▸ **Stated problem**
Find every line of the listing below where "this" appears, and copy it.

▸ **Data for the task**
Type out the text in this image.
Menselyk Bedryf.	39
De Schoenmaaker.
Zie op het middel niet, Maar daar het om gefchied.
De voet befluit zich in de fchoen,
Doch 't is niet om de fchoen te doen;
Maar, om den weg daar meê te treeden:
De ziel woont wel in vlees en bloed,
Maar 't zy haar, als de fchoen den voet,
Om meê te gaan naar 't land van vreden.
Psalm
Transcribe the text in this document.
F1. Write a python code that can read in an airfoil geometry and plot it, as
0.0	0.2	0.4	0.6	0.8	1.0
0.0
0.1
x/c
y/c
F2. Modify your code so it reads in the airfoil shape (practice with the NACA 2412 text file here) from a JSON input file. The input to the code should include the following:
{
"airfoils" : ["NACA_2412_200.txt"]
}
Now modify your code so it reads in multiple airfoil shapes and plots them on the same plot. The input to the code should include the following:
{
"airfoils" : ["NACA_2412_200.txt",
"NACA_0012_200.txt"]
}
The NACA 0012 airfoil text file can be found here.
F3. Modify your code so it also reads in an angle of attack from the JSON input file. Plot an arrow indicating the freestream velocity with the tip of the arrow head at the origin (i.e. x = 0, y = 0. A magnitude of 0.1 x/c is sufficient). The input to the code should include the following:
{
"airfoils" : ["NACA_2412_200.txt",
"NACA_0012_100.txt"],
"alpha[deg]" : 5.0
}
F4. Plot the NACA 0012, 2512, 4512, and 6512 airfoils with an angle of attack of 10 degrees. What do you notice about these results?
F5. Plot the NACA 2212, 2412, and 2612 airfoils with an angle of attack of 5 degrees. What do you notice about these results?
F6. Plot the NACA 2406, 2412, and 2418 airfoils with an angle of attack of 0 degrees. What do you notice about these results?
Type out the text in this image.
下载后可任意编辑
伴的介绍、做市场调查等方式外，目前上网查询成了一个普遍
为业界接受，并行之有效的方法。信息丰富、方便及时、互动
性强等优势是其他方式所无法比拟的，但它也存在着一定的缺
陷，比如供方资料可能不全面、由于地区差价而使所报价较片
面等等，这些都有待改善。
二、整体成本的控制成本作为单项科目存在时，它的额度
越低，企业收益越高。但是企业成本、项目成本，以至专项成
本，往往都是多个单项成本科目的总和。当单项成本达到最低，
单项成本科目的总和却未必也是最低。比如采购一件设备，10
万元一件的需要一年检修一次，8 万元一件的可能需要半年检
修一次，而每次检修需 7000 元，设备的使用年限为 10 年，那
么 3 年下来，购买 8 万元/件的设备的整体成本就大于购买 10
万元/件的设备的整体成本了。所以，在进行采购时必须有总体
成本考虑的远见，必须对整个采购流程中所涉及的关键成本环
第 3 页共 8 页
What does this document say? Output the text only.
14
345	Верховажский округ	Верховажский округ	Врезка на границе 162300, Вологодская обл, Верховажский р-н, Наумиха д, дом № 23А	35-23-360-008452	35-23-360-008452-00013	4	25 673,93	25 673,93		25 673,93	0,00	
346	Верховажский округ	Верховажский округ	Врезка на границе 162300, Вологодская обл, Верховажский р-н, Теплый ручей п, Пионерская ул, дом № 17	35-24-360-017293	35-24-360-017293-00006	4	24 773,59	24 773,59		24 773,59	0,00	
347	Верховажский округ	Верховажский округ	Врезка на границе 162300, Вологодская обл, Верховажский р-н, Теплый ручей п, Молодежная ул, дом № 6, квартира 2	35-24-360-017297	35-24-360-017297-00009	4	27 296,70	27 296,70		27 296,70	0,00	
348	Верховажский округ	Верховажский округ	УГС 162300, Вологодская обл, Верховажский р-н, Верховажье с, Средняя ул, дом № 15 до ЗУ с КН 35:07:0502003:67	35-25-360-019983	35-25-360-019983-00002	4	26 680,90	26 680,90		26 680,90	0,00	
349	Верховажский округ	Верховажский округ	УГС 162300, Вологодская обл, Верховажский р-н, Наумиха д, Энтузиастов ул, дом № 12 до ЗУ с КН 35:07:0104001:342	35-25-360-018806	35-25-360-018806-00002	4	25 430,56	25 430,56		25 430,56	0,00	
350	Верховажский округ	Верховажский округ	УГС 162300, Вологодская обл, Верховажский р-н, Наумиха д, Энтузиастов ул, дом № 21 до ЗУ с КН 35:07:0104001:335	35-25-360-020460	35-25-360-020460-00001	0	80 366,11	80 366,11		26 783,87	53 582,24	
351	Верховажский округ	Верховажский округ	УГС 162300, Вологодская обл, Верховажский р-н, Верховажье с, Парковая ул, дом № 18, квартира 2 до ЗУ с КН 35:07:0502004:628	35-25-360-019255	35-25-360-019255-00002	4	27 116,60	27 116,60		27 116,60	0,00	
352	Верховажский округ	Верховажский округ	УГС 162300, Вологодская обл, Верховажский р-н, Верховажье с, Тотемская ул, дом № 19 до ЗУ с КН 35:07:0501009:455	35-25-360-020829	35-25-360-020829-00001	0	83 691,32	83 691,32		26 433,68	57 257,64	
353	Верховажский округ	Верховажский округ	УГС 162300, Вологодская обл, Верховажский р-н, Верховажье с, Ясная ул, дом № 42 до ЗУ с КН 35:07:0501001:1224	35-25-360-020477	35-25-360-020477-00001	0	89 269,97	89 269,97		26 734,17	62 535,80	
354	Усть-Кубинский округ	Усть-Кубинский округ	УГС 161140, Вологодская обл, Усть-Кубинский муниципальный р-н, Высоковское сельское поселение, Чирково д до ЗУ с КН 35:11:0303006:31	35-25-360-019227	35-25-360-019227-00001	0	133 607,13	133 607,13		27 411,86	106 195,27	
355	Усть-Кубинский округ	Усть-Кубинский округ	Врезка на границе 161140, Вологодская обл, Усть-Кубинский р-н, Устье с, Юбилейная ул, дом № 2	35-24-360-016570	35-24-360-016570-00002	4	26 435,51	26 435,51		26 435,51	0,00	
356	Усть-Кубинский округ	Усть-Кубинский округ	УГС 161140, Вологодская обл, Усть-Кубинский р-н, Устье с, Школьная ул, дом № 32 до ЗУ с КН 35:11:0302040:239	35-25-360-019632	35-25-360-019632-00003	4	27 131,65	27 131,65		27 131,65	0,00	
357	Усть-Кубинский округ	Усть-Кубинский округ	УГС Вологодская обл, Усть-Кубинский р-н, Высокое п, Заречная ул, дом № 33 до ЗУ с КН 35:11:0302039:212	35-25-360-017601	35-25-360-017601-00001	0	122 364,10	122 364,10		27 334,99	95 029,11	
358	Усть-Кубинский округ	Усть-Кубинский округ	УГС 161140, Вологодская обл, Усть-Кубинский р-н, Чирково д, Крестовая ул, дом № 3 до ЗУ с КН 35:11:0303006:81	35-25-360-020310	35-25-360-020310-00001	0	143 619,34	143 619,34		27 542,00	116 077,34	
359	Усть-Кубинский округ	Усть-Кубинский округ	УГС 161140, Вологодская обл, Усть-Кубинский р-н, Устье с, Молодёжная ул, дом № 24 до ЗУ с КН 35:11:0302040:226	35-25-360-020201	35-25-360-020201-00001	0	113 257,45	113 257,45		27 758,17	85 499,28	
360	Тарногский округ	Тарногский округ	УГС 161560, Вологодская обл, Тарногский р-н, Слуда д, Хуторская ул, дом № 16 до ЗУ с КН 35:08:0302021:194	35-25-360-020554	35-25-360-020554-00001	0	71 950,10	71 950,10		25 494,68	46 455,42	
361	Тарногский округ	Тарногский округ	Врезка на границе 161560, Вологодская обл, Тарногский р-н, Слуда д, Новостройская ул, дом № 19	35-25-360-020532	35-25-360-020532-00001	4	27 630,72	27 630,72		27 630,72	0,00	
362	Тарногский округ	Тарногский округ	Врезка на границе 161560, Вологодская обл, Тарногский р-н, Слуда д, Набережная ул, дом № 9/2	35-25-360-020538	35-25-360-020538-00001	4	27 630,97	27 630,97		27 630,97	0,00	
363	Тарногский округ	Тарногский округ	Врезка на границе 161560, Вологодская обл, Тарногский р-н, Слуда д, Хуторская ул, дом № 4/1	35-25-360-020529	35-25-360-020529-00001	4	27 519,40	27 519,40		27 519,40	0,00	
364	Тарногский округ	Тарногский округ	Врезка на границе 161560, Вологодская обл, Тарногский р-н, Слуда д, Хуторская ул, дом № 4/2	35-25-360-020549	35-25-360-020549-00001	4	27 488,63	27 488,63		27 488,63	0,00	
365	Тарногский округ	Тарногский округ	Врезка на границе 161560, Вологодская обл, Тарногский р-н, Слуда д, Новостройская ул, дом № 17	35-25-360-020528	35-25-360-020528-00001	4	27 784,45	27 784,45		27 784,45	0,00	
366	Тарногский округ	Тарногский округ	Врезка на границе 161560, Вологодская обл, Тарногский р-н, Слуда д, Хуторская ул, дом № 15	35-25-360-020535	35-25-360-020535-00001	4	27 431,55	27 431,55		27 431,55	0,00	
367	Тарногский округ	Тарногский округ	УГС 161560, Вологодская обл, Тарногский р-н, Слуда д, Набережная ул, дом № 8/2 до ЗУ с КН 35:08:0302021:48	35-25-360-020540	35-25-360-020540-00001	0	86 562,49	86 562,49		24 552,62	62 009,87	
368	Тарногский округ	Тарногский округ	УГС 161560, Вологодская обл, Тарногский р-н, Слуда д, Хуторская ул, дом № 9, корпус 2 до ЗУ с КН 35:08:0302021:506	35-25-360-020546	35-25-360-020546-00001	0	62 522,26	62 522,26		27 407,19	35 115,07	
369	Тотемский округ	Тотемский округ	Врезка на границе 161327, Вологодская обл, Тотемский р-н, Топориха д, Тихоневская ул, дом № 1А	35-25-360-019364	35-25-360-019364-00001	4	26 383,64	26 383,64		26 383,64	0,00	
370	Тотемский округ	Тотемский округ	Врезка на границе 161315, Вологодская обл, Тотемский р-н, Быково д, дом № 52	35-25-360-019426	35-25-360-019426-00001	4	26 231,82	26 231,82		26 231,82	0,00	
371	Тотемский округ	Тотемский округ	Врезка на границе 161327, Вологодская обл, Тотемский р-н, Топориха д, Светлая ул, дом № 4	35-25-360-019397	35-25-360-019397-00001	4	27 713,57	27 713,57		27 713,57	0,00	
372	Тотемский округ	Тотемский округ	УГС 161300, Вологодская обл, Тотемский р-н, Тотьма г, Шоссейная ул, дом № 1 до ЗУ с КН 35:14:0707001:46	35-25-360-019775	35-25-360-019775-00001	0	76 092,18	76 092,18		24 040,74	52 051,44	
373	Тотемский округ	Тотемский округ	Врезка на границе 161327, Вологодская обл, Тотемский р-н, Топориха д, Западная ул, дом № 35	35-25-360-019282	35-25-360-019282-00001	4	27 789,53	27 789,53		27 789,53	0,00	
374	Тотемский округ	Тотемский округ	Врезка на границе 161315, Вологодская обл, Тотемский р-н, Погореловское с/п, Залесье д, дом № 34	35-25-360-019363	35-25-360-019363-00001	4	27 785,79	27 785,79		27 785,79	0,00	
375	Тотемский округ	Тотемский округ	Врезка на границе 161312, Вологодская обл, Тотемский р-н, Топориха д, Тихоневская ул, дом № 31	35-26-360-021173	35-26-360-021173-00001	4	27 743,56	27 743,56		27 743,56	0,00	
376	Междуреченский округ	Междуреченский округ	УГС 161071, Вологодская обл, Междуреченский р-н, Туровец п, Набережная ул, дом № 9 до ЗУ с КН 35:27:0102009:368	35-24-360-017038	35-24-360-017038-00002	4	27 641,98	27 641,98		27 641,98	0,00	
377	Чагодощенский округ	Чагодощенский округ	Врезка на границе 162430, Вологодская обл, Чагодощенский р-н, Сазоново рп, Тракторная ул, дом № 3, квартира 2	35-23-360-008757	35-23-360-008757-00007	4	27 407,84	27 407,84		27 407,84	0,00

▸ **Solved exercise**
Type out the text in this image.
Transcribe the text in this document.
Type out the text in this image.
What does this document say? Output the text only.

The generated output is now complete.